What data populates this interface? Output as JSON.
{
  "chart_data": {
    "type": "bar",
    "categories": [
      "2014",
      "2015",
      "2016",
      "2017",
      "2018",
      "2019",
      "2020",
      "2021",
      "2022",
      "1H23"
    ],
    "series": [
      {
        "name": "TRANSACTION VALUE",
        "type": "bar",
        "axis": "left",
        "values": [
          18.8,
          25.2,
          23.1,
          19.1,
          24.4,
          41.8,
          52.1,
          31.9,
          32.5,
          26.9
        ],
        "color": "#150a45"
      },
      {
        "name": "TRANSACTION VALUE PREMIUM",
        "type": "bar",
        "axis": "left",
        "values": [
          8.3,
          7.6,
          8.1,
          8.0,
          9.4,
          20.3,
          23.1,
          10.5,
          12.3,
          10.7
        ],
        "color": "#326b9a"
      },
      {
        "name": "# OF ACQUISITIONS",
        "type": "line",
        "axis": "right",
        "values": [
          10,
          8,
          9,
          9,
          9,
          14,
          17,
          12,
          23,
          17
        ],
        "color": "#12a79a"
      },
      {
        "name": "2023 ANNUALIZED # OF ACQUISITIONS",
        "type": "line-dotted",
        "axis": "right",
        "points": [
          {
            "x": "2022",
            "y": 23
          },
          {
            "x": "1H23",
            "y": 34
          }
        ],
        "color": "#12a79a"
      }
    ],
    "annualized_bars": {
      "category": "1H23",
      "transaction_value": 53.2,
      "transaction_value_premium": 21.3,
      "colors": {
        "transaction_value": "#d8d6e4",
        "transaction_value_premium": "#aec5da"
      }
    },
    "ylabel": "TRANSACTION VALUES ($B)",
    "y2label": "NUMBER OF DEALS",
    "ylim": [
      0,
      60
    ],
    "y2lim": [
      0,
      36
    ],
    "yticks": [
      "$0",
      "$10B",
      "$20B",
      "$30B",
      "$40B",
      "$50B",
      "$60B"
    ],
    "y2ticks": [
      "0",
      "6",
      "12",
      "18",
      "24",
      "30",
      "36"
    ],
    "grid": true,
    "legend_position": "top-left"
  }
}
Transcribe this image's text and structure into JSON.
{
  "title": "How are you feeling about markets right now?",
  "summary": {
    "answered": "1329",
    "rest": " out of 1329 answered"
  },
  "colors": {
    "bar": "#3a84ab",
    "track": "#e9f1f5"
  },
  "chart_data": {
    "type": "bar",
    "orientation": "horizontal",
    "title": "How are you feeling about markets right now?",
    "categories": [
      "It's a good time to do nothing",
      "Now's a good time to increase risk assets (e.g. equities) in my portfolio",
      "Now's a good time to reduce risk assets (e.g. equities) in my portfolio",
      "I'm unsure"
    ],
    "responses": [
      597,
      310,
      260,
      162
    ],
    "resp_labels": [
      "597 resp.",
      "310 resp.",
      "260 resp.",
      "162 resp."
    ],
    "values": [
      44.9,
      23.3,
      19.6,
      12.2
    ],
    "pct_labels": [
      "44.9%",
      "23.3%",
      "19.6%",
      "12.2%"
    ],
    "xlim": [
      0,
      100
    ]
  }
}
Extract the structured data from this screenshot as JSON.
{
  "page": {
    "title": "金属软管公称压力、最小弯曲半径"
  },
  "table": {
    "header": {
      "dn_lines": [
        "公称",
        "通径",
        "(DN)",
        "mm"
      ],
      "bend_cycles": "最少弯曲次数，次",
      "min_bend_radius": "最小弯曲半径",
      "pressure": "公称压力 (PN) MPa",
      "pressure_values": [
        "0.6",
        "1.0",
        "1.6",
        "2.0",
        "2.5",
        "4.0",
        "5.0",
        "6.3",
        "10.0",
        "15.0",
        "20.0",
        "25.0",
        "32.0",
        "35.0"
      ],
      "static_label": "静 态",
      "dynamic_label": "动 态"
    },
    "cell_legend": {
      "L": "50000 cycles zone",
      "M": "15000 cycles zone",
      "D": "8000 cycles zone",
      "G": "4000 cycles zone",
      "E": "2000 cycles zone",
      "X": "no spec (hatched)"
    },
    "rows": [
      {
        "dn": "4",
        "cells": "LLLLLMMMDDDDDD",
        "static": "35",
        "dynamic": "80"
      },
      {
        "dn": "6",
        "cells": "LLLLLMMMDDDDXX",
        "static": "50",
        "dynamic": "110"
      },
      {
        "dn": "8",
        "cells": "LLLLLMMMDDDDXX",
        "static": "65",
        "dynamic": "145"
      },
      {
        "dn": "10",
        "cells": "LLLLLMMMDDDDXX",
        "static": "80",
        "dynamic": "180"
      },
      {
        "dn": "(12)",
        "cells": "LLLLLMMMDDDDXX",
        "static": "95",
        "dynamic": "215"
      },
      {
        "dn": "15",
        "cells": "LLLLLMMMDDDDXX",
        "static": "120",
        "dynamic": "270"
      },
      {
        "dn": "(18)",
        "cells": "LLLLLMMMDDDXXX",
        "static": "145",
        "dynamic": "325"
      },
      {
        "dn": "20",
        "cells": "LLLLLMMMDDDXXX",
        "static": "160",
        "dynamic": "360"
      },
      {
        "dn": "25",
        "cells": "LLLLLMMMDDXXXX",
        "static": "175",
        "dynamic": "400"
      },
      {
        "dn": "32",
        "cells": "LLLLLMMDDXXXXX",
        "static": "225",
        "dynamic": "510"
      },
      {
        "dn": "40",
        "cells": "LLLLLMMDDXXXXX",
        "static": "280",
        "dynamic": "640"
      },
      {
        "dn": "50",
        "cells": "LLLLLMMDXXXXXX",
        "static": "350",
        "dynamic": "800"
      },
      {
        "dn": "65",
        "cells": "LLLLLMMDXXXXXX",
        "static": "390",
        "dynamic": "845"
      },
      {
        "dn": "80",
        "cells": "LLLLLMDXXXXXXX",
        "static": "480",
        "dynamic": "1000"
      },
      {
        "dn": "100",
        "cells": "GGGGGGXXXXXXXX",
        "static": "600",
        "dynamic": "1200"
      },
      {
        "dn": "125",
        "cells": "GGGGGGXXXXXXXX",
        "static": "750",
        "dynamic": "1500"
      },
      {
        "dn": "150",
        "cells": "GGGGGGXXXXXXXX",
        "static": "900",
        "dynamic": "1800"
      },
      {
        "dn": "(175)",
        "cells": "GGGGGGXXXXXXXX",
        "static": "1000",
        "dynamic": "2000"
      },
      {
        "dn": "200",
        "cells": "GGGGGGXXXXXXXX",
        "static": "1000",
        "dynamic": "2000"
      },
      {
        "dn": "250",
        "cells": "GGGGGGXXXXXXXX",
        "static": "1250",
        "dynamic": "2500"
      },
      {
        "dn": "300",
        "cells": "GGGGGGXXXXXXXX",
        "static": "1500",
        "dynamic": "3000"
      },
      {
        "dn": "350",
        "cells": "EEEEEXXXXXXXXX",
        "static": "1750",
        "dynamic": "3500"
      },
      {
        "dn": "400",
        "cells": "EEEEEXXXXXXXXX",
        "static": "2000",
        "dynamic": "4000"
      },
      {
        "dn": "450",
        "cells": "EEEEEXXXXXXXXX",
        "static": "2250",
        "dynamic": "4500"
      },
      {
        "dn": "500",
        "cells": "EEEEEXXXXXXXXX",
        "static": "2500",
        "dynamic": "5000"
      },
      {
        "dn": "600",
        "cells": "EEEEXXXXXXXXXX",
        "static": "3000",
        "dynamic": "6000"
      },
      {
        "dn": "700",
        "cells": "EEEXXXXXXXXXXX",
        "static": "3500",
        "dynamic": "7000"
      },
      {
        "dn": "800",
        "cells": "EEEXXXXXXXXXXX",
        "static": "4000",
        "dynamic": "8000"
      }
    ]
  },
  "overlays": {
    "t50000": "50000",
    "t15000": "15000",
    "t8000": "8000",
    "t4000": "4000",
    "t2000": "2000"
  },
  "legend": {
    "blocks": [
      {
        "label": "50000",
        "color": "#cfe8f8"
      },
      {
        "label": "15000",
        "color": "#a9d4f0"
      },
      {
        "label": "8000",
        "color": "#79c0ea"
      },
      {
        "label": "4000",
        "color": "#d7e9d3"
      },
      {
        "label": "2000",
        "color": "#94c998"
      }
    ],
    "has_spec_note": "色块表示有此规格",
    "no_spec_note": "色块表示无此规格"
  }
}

******************************

### Exercise task
Copy all lines from the data that hold the word "risk".

### Written reply
      "Now's a good time to increase risk assets (e.g. equities) in my portfolio",
      "Now's a good time to reduce risk assets (e.g. equities) in my portfolio",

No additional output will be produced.